--- START OF Page text ---

Because a flirtatious 22-year-old intern decided not to have the stains from a sexual encounter with the President removed from her dress, William Jefferson Clinton is impeached.

Because America's leading pornographer threatened to out the next Speaker of the House as a multiple philanderer, Robert Livingston throws in the towel, announces he's through with politics, and heads back to civilian life.

Because the same pornographer lets it be known to a favoured few that he has the goods on many other Congressmen, including at least one who has expressed an interest in running for president, other top politicians will soon bite the dust.

Because the secret files of the Starr investigation, not included in the Independent Counsel's public report, but available to members of the House Judiciary Committee, contain more smarmy details about the President's private life, no one can say for sure how this mess will end, much less when.

After perhaps the most extraordinary week in American political history - impeachment, resignations and a small war - the experts still recite their mantra: "This isn't about sex."

Well, you could have fooled me.

ANYONE WHO CLAIMS to predict tomorrow's headlines is crazy. During the impeachment hearings, Democrats were almost as critical of President Clinton as were Republicans. In an effort to persuade their colleagues that censure was a viable alternative to removal from office, one Democrat after another rose to document presidential sins: philandering, perjury, and obstruction of justice. Then, after Clinton was actually impeached, they piled into buses and drove down Pennsylvania Avenue to the White House. In front of the television cameras they jostled each other for the chance to show their support for the man they had just branded a philanderer, a perjurer and an obstructer of justice.

--- END OF Page text ---
--- START OF Dataset ---

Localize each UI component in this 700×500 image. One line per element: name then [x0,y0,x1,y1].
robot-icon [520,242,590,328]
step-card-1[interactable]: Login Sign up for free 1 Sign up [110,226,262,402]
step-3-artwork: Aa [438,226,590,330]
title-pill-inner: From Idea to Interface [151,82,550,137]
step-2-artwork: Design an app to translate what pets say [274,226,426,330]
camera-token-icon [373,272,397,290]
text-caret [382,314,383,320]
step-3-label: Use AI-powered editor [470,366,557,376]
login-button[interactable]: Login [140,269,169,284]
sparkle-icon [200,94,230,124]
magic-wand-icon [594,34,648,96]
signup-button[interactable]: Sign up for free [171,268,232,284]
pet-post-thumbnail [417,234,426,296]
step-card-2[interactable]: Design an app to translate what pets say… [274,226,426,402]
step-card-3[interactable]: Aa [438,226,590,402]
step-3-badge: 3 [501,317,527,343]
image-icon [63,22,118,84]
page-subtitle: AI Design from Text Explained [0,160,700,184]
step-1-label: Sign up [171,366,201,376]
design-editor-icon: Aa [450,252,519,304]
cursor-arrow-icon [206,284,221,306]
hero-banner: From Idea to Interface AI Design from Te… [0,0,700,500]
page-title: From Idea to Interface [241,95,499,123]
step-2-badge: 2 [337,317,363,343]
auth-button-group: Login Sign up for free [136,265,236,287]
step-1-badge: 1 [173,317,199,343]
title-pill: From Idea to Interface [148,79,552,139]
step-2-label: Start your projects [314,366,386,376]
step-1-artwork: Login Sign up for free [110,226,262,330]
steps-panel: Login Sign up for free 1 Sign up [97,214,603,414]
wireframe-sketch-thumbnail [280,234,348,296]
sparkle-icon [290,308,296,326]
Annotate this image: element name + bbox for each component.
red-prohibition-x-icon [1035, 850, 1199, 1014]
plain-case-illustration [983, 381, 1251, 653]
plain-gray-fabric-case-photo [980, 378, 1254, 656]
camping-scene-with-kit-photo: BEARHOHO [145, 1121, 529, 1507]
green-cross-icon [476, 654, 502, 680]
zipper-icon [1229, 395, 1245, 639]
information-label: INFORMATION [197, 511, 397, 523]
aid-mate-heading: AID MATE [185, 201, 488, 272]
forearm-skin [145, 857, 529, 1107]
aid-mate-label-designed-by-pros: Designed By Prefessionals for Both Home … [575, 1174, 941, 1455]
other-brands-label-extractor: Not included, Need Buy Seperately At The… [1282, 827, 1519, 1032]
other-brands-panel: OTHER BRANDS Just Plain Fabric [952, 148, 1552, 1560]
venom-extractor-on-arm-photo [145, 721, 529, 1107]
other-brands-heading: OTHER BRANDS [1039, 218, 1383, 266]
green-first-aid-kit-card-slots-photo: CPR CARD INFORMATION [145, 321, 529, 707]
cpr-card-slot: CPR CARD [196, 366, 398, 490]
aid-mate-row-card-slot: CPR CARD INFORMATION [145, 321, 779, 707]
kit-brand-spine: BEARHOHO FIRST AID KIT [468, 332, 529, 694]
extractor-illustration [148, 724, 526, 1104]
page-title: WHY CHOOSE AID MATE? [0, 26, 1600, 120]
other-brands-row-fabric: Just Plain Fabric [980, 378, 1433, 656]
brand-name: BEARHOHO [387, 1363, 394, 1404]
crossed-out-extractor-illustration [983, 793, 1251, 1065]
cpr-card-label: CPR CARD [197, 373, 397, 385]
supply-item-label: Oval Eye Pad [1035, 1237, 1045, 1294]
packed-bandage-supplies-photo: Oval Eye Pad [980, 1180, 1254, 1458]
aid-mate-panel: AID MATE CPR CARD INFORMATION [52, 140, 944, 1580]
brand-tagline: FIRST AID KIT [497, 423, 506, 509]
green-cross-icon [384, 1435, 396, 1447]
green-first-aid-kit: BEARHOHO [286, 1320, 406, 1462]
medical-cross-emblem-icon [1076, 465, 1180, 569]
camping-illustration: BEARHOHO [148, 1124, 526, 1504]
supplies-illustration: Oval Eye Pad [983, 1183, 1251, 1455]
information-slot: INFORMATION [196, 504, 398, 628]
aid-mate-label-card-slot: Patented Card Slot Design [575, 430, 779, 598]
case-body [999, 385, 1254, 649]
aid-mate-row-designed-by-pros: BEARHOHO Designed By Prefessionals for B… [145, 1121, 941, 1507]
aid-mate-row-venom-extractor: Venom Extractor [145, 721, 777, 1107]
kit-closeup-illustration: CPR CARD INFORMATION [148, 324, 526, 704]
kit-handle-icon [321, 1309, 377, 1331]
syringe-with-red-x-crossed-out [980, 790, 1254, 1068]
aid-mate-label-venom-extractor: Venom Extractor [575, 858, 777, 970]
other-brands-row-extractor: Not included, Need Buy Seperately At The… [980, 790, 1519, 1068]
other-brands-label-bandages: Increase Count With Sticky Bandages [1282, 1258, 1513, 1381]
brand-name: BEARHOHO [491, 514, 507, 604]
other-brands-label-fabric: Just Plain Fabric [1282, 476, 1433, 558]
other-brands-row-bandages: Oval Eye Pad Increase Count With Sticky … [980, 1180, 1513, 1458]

--- END OF Dataset ---

Problem statement: Could you repeat the Clinton impeachment passage from "ANYONE WHO CLAIMS" to "obstructer of justice.", changing "buses" to "vans"?

The completed task:
ANYONE WHO CLAIMS to predict tomorrow's headlines is crazy. During the impeachment hearings, Democrats were almost as critical of President Clinton as were Republicans. In an effort to persuade their colleagues that censure was a viable alternative to removal from office, one Democrat after another rose to document presidential sins: philandering, perjury, and obstruction of justice. Then, after Clinton was actually impeached, they piled into vans and drove down Pennsylvania Avenue to the White House. In front of the television cameras they jostled each other for the chance to show their support for the man they had just branded a philanderer, a perjurer and an obstructer of justice.